PROVIDED RECORDS ::
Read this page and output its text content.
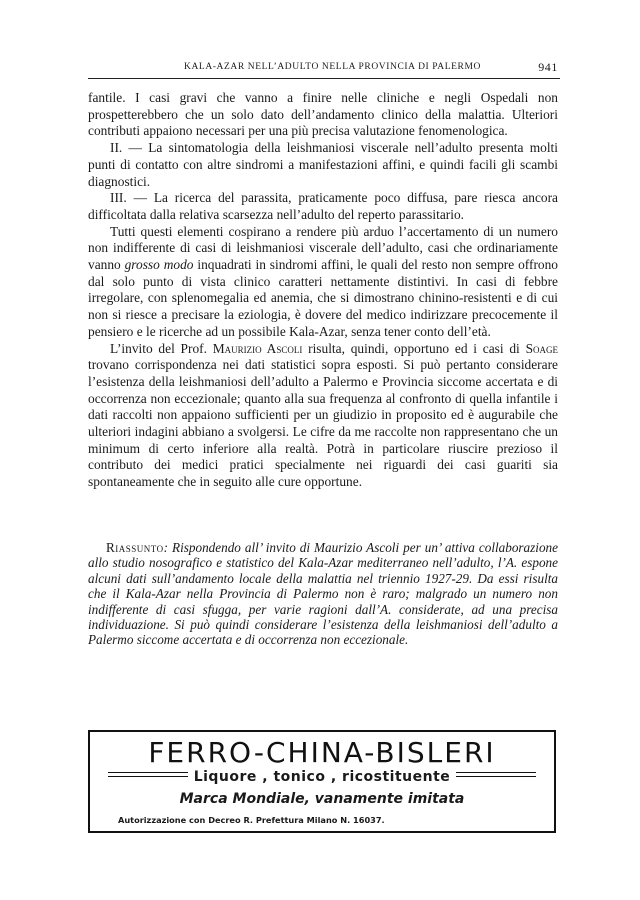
KALA-AZAR NELL’ADULTO NELLA PROVINCIA DI PALERMO	941

fantile. I casi gravi che vanno a finire nelle cliniche e negli Ospedali non prospetterebbero che un solo dato dell’andamento clinico della malattia. Ulteriori contributi appaiono necessari per una più precisa valutazione fenomenologica.

II. — La sintomatologia della leishmaniosi viscerale nell’adulto presenta molti punti di contatto con altre sindromi a manifestazioni affini, e quindi facili gli scambi diagnostici.

III. — La ricerca del parassita, praticamente poco diffusa, pare riesca ancora difficoltata dalla relativa scarsezza nell’adulto del reperto parassitario.

Tutti questi elementi cospirano a rendere più arduo l’accertamento di un numero non indifferente di casi di leishmaniosi viscerale dell’adulto, casi che ordinariamente vanno grosso modo inquadrati in sindromi affini, le quali del resto non sempre offrono dal solo punto di vista clinico caratteri nettamente distintivi. In casi di febbre irregolare, con splenomegalia ed anemia, che si dimostrano chinino-resistenti e di cui non si riesce a precisare la eziologia, è dovere del medico indirizzare precocemente il pensiero e le ricerche ad un possibile Kala-Azar, senza tener conto dell’età.

L’invito del Prof. Maurizio Ascoli risulta, quindi, opportuno ed i casi di Soage trovano corrispondenza nei dati statistici sopra esposti. Si può pertanto considerare l’esistenza della leishmaniosi dell’adulto a Palermo e Provincia siccome accertata e di occorrenza non eccezionale; quanto alla sua frequenza al confronto di quella infantile i dati raccolti non appaiono sufficienti per un giudizio in proposito ed è augurabile che ulteriori indagini abbiano a svolgersi. Le cifre da me raccolte non rappresentano che un minimum di certo inferiore alla realtà. Potrà in particolare riuscire prezioso il contributo dei medici pratici specialmente nei riguardi dei casi guariti sia spontaneamente che in seguito alle cure opportune.

Riassunto: Rispondendo all’ invito di Maurizio Ascoli per un’ attiva collaborazione allo studio nosografico e statistico del Kala-Azar mediterraneo nell’adulto, l’A. espone alcuni dati sull’andamento locale della malattia nel triennio 1927-29. Da essi risulta che il Kala-Azar nella Provincia di Palermo non è raro; malgrado un numero non indifferente di casi sfugga, per varie ragioni dall’A. considerate, ad una precisa individuazione. Si può quindi considerare l’esistenza della leishmaniosi dell’adulto a Palermo siccome accertata e di occorrenza non eccezionale.
FERRO-CHINA-BISLERI
Liquore , tonico , ricostituente
Marca Mondiale, vanamente imitata
Autorizzazione con Decreo R. Prefettura Milano N. 16037.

WHAT YOU WILL DO :: Each entry above should be reproduced exactly, with the pictures removed.

EXERCISE RESPONSE ::
Read this page and output its text content.
KALA-AZAR NELL’ADULTO NELLA PROVINCIA DI PALERMO	941

fantile. I casi gravi che vanno a finire nelle cliniche e negli Ospedali non prospetterebbero che un solo dato dell’andamento clinico della malattia. Ulteriori contributi appaiono necessari per una più precisa valutazione fenomenologica.

II. — La sintomatologia della leishmaniosi viscerale nell’adulto presenta molti punti di contatto con altre sindromi a manifestazioni affini, e quindi facili gli scambi diagnostici.

III. — La ricerca del parassita, praticamente poco diffusa, pare riesca ancora difficoltata dalla relativa scarsezza nell’adulto del reperto parassitario.

Tutti questi elementi cospirano a rendere più arduo l’accertamento di un numero non indifferente di casi di leishmaniosi viscerale dell’adulto, casi che ordinariamente vanno grosso modo inquadrati in sindromi affini, le quali del resto non sempre offrono dal solo punto di vista clinico caratteri nettamente distintivi. In casi di febbre irregolare, con splenomegalia ed anemia, che si dimostrano chinino-resistenti e di cui non si riesce a precisare la eziologia, è dovere del medico indirizzare precocemente il pensiero e le ricerche ad un possibile Kala-Azar, senza tener conto dell’età.

L’invito del Prof. Maurizio Ascoli risulta, quindi, opportuno ed i casi di Soage trovano corrispondenza nei dati statistici sopra esposti. Si può pertanto considerare l’esistenza della leishmaniosi dell’adulto a Palermo e Provincia siccome accertata e di occorrenza non eccezionale; quanto alla sua frequenza al confronto di quella infantile i dati raccolti non appaiono sufficienti per un giudizio in proposito ed è augurabile che ulteriori indagini abbiano a svolgersi. Le cifre da me raccolte non rappresentano che un minimum di certo inferiore alla realtà. Potrà in particolare riuscire prezioso il contributo dei medici pratici specialmente nei riguardi dei casi guariti sia spontaneamente che in seguito alle cure opportune.

Riassunto: Rispondendo all’ invito di Maurizio Ascoli per un’ attiva collaborazione allo studio nosografico e statistico del Kala-Azar mediterraneo nell’adulto, l’A. espone alcuni dati sull’andamento locale della malattia nel triennio 1927-29. Da essi risulta che il Kala-Azar nella Provincia di Palermo non è raro; malgrado un numero non indifferente di casi sfugga, per varie ragioni dall’A. considerate, ad una precisa individuazione. Si può quindi considerare l’esistenza della leishmaniosi dell’adulto a Palermo siccome accertata e di occorrenza non eccezionale.
FERRO-CHINA-BISLERI
Liquore , tonico , ricostituente
Marca Mondiale, vanamente imitata
Autorizzazione con Decreo R. Prefettura Milano N. 16037.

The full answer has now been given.